[Opening DATA EXTRACT section]

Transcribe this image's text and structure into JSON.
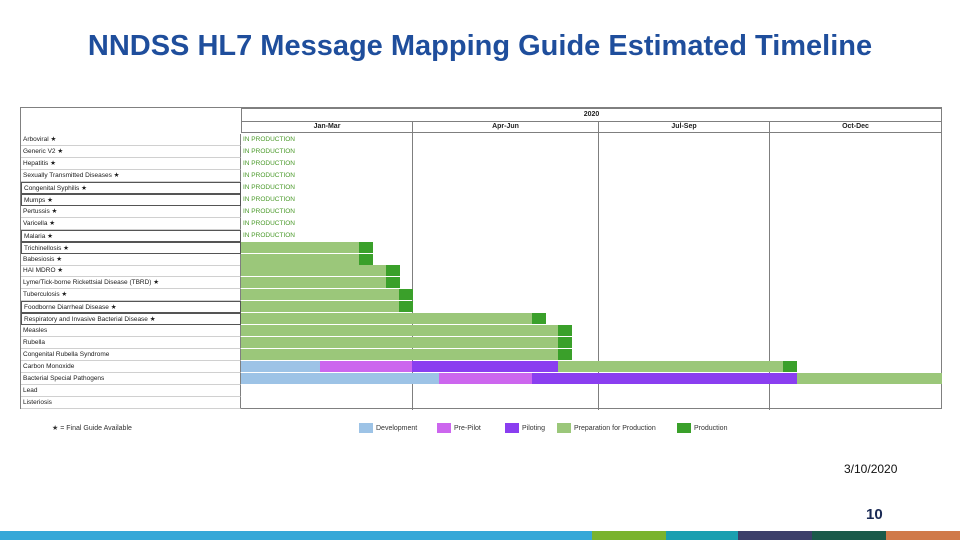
{
  "title": "NNDSS HL7 Message Mapping Guide Estimated Timeline",
  "year": "2020",
  "quarters": [
    "Jan-Mar",
    "Apr-Jun",
    "Jul-Sep",
    "Oct-Dec"
  ],
  "status_label": "IN PRODUCTION",
  "rows": [
    {
      "name": "Arboviral ★",
      "status": "IN PRODUCTION",
      "boxed": false
    },
    {
      "name": "Generic V2 ★",
      "status": "IN PRODUCTION",
      "boxed": false
    },
    {
      "name": "Hepatitis ★",
      "status": "IN PRODUCTION",
      "boxed": false
    },
    {
      "name": "Sexually Transmitted Diseases ★",
      "status": "IN PRODUCTION",
      "boxed": false
    },
    {
      "name": "Congenital Syphilis ★",
      "status": "IN PRODUCTION",
      "boxed": true
    },
    {
      "name": "Mumps ★",
      "status": "IN PRODUCTION",
      "boxed": true
    },
    {
      "name": "Pertussis ★",
      "status": "IN PRODUCTION",
      "boxed": false
    },
    {
      "name": "Varicella ★",
      "status": "IN PRODUCTION",
      "boxed": false
    },
    {
      "name": "Malaria ★",
      "status": "IN PRODUCTION",
      "boxed": true
    },
    {
      "name": "Trichinellosis ★",
      "status": "",
      "boxed": true
    },
    {
      "name": "Babesiosis ★",
      "status": "",
      "boxed": false
    },
    {
      "name": "HAI MDRO ★",
      "status": "",
      "boxed": false
    },
    {
      "name": "Lyme/Tick-borne Rickettsial Disease (TBRD) ★",
      "status": "",
      "boxed": false
    },
    {
      "name": "Tuberculosis ★",
      "status": "",
      "boxed": false
    },
    {
      "name": "Foodborne Diarrheal Disease ★",
      "status": "",
      "boxed": true
    },
    {
      "name": "Respiratory and Invasive Bacterial Disease ★",
      "status": "",
      "boxed": true
    },
    {
      "name": "Measles",
      "status": "",
      "boxed": false
    },
    {
      "name": "Rubella",
      "status": "",
      "boxed": false
    },
    {
      "name": "Congenital Rubella Syndrome",
      "status": "",
      "boxed": false
    },
    {
      "name": "Carbon Monoxide",
      "status": "",
      "boxed": false
    },
    {
      "name": "Bacterial Special Pathogens",
      "status": "",
      "boxed": false
    },
    {
      "name": "Lead",
      "status": "",
      "boxed": false
    },
    {
      "name": "Listeriosis",
      "status": "",
      "boxed": false
    }
  ],
  "legend": {
    "note": "★ = Final Guide Available",
    "items": [
      {
        "label": "Development",
        "color": "#9dc3e6"
      },
      {
        "label": "Pre-Pilot",
        "color": "#cc66ee"
      },
      {
        "label": "Piloting",
        "color": "#8a3ef0"
      },
      {
        "label": "Preparation for Production",
        "color": "#9bc77a"
      },
      {
        "label": "Production",
        "color": "#3aa02a"
      }
    ]
  },
  "date": "3/10/2020",
  "page_number": "10",
  "colors": {
    "title": "#1f4e9c",
    "development": "#9dc3e6",
    "pre_pilot": "#cc66ee",
    "piloting": "#8a3ef0",
    "preparation": "#9bc77a",
    "production": "#3aa02a",
    "status_text": "#4a9a2a"
  }
}
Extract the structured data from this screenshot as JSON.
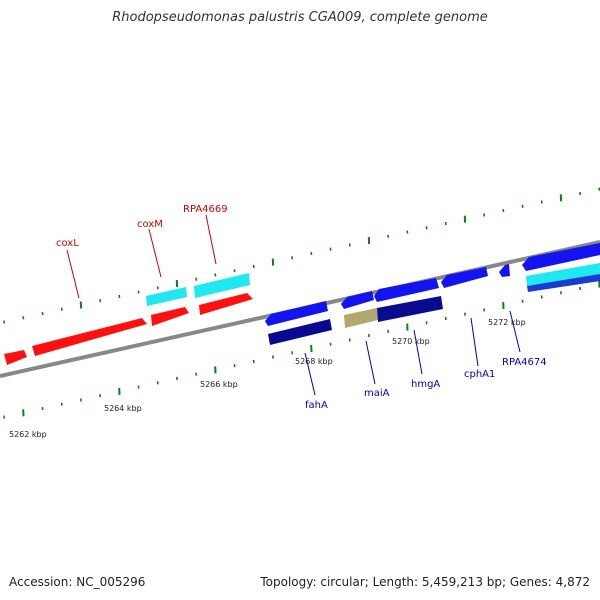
{
  "title": "Rhodopseudomonas palustris CGA009, complete genome",
  "footer": {
    "accession": "Accession: NC_005296",
    "topology": "Topology: circular; Length: 5,459,213 bp; Genes: 4,872"
  },
  "colors": {
    "forward_cds": "#ff1010",
    "forward_rna": "#20e8f0",
    "reverse_cds": "#1414f0",
    "reverse_rna": "#0a0a90",
    "reverse_other": "#b0a870",
    "backbone": "#888888",
    "tick": "#108010",
    "forward_label": "#cc0000",
    "reverse_label": "#0000bb"
  },
  "scale_labels": [
    "5262 kbp",
    "5264 kbp",
    "5266 kbp",
    "5268 kbp",
    "5270 kbp",
    "5272 kbp"
  ],
  "gene_labels": {
    "forward": [
      "coxL",
      "coxM",
      "RPA4669"
    ],
    "reverse": [
      "fahA",
      "maiA",
      "hmgA",
      "cphA1",
      "RPA4674"
    ]
  }
}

[Closing DATA EXTRACT section]

WHAT YOU NEED TO DO
Excluding pictures, reproduce the listing above exactly as it stands.

ANSWER SECTION
Transcribe this image's text and structure into JSON.
{
  "title": "NNDSS HL7 Message Mapping Guide Estimated Timeline",
  "year": "2020",
  "quarters": [
    "Jan-Mar",
    "Apr-Jun",
    "Jul-Sep",
    "Oct-Dec"
  ],
  "status_label": "IN PRODUCTION",
  "rows": [
    {
      "name": "Arboviral ★",
      "status": "IN PRODUCTION",
      "boxed": false
    },
    {
      "name": "Generic V2 ★",
      "status": "IN PRODUCTION",
      "boxed": false
    },
    {
      "name": "Hepatitis ★",
      "status": "IN PRODUCTION",
      "boxed": false
    },
    {
      "name": "Sexually Transmitted Diseases ★",
      "status": "IN PRODUCTION",
      "boxed": false
    },
    {
      "name": "Congenital Syphilis ★",
      "status": "IN PRODUCTION",
      "boxed": true
    },
    {
      "name": "Mumps ★",
      "status": "IN PRODUCTION",
      "boxed": true
    },
    {
      "name": "Pertussis ★",
      "status": "IN PRODUCTION",
      "boxed": false
    },
    {
      "name": "Varicella ★",
      "status": "IN PRODUCTION",
      "boxed": false
    },
    {
      "name": "Malaria ★",
      "status": "IN PRODUCTION",
      "boxed": true
    },
    {
      "name": "Trichinellosis ★",
      "status": "",
      "boxed": true
    },
    {
      "name": "Babesiosis ★",
      "status": "",
      "boxed": false
    },
    {
      "name": "HAI MDRO ★",
      "status": "",
      "boxed": false
    },
    {
      "name": "Lyme/Tick-borne Rickettsial Disease (TBRD) ★",
      "status": "",
      "boxed": false
    },
    {
      "name": "Tuberculosis ★",
      "status": "",
      "boxed": false
    },
    {
      "name": "Foodborne Diarrheal Disease ★",
      "status": "",
      "boxed": true
    },
    {
      "name": "Respiratory and Invasive Bacterial Disease ★",
      "status": "",
      "boxed": true
    },
    {
      "name": "Measles",
      "status": "",
      "boxed": false
    },
    {
      "name": "Rubella",
      "status": "",
      "boxed": false
    },
    {
      "name": "Congenital Rubella Syndrome",
      "status": "",
      "boxed": false
    },
    {
      "name": "Carbon Monoxide",
      "status": "",
      "boxed": false
    },
    {
      "name": "Bacterial Special Pathogens",
      "status": "",
      "boxed": false
    },
    {
      "name": "Lead",
      "status": "",
      "boxed": false
    },
    {
      "name": "Listeriosis",
      "status": "",
      "boxed": false
    }
  ],
  "legend": {
    "note": "★ = Final Guide Available",
    "items": [
      {
        "label": "Development",
        "color": "#9dc3e6"
      },
      {
        "label": "Pre-Pilot",
        "color": "#cc66ee"
      },
      {
        "label": "Piloting",
        "color": "#8a3ef0"
      },
      {
        "label": "Preparation for Production",
        "color": "#9bc77a"
      },
      {
        "label": "Production",
        "color": "#3aa02a"
      }
    ]
  },
  "date": "3/10/2020",
  "page_number": "10",
  "colors": {
    "title": "#1f4e9c",
    "development": "#9dc3e6",
    "pre_pilot": "#cc66ee",
    "piloting": "#8a3ef0",
    "preparation": "#9bc77a",
    "production": "#3aa02a",
    "status_text": "#4a9a2a"
  }
}
Extract the structured data from this screenshot as JSON.
{
  "title": "Rhodopseudomonas palustris CGA009, complete genome",
  "footer": {
    "accession": "Accession: NC_005296",
    "topology": "Topology: circular; Length: 5,459,213 bp; Genes: 4,872"
  },
  "colors": {
    "forward_cds": "#ff1010",
    "forward_rna": "#20e8f0",
    "reverse_cds": "#1414f0",
    "reverse_rna": "#0a0a90",
    "reverse_other": "#b0a870",
    "backbone": "#888888",
    "tick": "#108010",
    "forward_label": "#cc0000",
    "reverse_label": "#0000bb"
  },
  "scale_labels": [
    "5262 kbp",
    "5264 kbp",
    "5266 kbp",
    "5268 kbp",
    "5270 kbp",
    "5272 kbp"
  ],
  "gene_labels": {
    "forward": [
      "coxL",
      "coxM",
      "RPA4669"
    ],
    "reverse": [
      "fahA",
      "maiA",
      "hmgA",
      "cphA1",
      "RPA4674"
    ]
  }
}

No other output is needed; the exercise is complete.